Write out the whole listing word for word.

━━━ Material to process

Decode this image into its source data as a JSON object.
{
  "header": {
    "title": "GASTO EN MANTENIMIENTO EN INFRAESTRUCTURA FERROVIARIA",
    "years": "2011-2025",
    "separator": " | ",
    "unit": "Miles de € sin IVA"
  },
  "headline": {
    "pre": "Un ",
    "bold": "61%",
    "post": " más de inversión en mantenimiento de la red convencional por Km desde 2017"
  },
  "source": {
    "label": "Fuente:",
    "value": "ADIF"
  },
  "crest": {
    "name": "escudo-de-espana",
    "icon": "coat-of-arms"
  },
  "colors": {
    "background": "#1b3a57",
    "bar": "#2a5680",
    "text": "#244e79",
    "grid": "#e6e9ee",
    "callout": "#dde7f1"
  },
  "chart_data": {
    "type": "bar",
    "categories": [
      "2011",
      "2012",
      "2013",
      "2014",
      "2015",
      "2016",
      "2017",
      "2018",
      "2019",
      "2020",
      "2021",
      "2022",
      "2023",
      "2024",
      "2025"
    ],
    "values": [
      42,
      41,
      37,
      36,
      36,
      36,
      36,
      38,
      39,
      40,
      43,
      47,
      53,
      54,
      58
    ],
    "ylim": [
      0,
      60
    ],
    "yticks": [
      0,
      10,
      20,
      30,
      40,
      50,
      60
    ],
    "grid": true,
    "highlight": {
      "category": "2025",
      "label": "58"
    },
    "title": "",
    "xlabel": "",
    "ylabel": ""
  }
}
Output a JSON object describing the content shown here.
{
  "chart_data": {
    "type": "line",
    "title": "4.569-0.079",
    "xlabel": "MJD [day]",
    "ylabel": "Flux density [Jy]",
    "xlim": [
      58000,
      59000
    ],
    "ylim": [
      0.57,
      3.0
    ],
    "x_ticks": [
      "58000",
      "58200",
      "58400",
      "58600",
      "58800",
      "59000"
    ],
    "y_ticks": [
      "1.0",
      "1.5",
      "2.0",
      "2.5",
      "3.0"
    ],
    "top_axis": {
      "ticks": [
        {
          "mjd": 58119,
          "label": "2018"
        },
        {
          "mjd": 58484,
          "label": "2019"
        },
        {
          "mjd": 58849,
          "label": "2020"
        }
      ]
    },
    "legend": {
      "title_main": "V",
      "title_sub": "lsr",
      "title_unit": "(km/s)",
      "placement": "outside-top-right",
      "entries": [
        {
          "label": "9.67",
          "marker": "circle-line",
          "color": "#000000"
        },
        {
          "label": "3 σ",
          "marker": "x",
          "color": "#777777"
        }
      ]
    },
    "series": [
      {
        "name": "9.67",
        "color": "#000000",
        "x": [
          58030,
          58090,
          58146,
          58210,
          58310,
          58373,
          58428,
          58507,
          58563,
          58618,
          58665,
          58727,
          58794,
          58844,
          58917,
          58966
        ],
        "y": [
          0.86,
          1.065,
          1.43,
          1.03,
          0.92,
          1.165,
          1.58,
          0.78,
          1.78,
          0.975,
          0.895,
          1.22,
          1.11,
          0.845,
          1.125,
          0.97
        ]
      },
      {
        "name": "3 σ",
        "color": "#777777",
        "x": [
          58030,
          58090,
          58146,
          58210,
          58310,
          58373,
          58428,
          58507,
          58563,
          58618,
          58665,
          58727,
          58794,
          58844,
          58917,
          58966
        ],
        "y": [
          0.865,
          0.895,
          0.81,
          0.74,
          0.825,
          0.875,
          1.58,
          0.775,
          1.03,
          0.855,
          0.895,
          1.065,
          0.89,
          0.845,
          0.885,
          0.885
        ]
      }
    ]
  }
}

━━━━━━

■ Answer to the task
Decode this image into its source data as a JSON object.
{
  "header": {
    "title": "GASTO EN MANTENIMIENTO EN INFRAESTRUCTURA FERROVIARIA",
    "years": "2011-2025",
    "separator": " | ",
    "unit": "Miles de € sin IVA"
  },
  "headline": {
    "pre": "Un ",
    "bold": "61%",
    "post": " más de inversión en mantenimiento de la red convencional por Km desde 2017"
  },
  "source": {
    "label": "Fuente:",
    "value": "ADIF"
  },
  "crest": {
    "name": "escudo-de-espana",
    "icon": "coat-of-arms"
  },
  "colors": {
    "background": "#1b3a57",
    "bar": "#2a5680",
    "text": "#244e79",
    "grid": "#e6e9ee",
    "callout": "#dde7f1"
  },
  "chart_data": {
    "type": "bar",
    "categories": [
      "2011",
      "2012",
      "2013",
      "2014",
      "2015",
      "2016",
      "2017",
      "2018",
      "2019",
      "2020",
      "2021",
      "2022",
      "2023",
      "2024",
      "2025"
    ],
    "values": [
      42,
      41,
      37,
      36,
      36,
      36,
      36,
      38,
      39,
      40,
      43,
      47,
      53,
      54,
      58
    ],
    "ylim": [
      0,
      60
    ],
    "yticks": [
      0,
      10,
      20,
      30,
      40,
      50,
      60
    ],
    "grid": true,
    "highlight": {
      "category": "2025",
      "label": "58"
    },
    "title": "",
    "xlabel": "",
    "ylabel": ""
  }
}
Output a JSON object describing the content shown here.
{
  "chart_data": {
    "type": "line",
    "title": "4.569-0.079",
    "xlabel": "MJD [day]",
    "ylabel": "Flux density [Jy]",
    "xlim": [
      58000,
      59000
    ],
    "ylim": [
      0.57,
      3.0
    ],
    "x_ticks": [
      "58000",
      "58200",
      "58400",
      "58600",
      "58800",
      "59000"
    ],
    "y_ticks": [
      "1.0",
      "1.5",
      "2.0",
      "2.5",
      "3.0"
    ],
    "top_axis": {
      "ticks": [
        {
          "mjd": 58119,
          "label": "2018"
        },
        {
          "mjd": 58484,
          "label": "2019"
        },
        {
          "mjd": 58849,
          "label": "2020"
        }
      ]
    },
    "legend": {
      "title_main": "V",
      "title_sub": "lsr",
      "title_unit": "(km/s)",
      "placement": "outside-top-right",
      "entries": [
        {
          "label": "9.67",
          "marker": "circle-line",
          "color": "#000000"
        },
        {
          "label": "3 σ",
          "marker": "x",
          "color": "#777777"
        }
      ]
    },
    "series": [
      {
        "name": "9.67",
        "color": "#000000",
        "x": [
          58030,
          58090,
          58146,
          58210,
          58310,
          58373,
          58428,
          58507,
          58563,
          58618,
          58665,
          58727,
          58794,
          58844,
          58917,
          58966
        ],
        "y": [
          0.86,
          1.065,
          1.43,
          1.03,
          0.92,
          1.165,
          1.58,
          0.78,
          1.78,
          0.975,
          0.895,
          1.22,
          1.11,
          0.845,
          1.125,
          0.97
        ]
      },
      {
        "name": "3 σ",
        "color": "#777777",
        "x": [
          58030,
          58090,
          58146,
          58210,
          58310,
          58373,
          58428,
          58507,
          58563,
          58618,
          58665,
          58727,
          58794,
          58844,
          58917,
          58966
        ],
        "y": [
          0.865,
          0.895,
          0.81,
          0.74,
          0.825,
          0.875,
          1.58,
          0.775,
          1.03,
          0.855,
          0.895,
          1.065,
          0.89,
          0.845,
          0.885,
          0.885
        ]
      }
    ]
  }
}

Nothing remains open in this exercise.